### [Work to complete]
In the material below, find all lines with the string "content" and copy them.

____ Source data

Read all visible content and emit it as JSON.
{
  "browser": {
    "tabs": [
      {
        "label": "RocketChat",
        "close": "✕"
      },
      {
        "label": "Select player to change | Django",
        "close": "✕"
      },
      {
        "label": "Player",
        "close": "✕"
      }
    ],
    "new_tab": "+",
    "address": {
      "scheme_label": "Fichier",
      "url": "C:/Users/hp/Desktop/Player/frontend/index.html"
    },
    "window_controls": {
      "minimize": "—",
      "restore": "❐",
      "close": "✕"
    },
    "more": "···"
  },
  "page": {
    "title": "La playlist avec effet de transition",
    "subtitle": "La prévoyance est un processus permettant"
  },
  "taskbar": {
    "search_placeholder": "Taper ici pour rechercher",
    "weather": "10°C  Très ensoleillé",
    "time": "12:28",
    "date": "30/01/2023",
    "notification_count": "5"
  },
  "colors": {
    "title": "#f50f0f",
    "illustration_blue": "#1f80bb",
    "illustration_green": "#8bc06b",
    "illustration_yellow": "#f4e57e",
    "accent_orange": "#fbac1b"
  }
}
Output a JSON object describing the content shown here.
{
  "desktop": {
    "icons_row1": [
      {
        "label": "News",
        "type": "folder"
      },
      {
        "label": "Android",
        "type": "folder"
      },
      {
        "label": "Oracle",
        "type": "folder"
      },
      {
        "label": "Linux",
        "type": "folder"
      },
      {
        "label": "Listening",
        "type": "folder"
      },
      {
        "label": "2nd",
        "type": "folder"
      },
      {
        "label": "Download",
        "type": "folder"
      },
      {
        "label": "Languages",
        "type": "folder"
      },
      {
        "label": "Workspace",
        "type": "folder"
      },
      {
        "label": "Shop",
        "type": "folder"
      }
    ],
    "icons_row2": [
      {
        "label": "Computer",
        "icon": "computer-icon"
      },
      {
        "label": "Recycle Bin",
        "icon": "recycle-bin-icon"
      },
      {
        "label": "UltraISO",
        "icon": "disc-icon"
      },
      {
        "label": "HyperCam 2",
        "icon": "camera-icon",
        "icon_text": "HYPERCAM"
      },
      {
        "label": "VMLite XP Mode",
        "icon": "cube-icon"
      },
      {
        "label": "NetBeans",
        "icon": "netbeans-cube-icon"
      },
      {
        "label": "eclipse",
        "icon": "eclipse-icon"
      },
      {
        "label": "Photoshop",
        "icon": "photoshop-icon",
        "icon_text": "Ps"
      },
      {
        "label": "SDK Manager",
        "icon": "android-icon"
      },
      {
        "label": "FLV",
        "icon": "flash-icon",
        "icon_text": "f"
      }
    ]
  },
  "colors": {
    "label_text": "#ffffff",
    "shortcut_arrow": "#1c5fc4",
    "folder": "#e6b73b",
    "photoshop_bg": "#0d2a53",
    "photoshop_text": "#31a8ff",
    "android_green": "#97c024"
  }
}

________

### [Expected answer]
Read all visible content and emit it as JSON.
Output a JSON object describing the content shown here.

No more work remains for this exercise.